**Data extract:**
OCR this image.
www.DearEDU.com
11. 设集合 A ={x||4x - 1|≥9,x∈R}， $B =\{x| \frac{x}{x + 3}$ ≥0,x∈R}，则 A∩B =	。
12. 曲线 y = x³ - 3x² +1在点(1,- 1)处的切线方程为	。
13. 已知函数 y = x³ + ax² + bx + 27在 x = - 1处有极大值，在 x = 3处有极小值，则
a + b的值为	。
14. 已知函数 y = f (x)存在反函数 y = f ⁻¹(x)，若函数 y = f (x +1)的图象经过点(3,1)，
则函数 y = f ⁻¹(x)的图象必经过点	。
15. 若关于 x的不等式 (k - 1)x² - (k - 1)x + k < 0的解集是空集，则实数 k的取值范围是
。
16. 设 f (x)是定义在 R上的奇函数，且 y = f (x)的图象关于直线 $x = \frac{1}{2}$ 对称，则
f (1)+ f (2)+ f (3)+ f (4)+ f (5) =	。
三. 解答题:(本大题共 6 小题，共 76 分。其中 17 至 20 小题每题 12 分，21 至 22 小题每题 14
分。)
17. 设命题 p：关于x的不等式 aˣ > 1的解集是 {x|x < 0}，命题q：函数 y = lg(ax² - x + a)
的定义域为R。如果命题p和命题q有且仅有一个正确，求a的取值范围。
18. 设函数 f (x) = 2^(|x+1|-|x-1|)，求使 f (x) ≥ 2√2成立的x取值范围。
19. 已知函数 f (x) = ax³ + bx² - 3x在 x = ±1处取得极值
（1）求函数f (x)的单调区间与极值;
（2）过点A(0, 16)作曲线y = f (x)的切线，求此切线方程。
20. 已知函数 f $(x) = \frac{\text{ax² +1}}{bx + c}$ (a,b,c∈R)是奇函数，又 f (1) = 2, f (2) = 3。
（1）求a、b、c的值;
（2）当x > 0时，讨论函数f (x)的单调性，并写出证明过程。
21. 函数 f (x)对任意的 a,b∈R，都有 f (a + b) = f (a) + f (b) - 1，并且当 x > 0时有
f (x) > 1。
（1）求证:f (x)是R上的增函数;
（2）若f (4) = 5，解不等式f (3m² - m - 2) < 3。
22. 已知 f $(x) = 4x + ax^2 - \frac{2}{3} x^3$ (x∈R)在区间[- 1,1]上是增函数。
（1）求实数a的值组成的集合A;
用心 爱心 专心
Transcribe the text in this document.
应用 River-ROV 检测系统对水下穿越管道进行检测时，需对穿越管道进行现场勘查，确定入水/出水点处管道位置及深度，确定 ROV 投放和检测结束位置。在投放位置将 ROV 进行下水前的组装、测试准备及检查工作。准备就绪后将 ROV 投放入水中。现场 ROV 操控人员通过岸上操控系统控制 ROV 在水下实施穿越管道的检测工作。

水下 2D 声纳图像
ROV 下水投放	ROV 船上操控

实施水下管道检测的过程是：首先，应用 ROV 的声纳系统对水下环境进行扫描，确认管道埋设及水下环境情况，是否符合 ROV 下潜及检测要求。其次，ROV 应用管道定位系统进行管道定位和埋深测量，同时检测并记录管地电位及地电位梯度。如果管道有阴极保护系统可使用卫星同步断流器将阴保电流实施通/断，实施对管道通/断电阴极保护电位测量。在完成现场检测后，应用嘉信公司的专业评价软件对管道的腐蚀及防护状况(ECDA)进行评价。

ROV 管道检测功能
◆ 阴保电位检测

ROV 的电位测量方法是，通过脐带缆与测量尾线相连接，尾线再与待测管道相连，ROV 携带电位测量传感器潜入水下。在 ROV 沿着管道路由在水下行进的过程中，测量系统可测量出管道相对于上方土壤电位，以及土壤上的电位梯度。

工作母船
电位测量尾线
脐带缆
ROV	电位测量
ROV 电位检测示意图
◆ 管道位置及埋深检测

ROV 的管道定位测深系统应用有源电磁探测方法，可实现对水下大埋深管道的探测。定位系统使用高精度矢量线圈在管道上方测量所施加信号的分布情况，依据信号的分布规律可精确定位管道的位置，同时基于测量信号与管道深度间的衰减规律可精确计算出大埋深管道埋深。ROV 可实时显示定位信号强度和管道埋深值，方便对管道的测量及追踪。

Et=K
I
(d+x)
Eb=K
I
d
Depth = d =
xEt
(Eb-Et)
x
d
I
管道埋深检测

**Stated goal:** Search the preceding listing for the word "text" and pull out every line that holds it.

**Answer:**
20. 已知函数 f $(x) = \frac{\text{ax² +1}}{bx + c}$ (a,b,c∈R)是奇函数，又 f (1) = 2, f (2) = 3。
Transcribe the text in this document.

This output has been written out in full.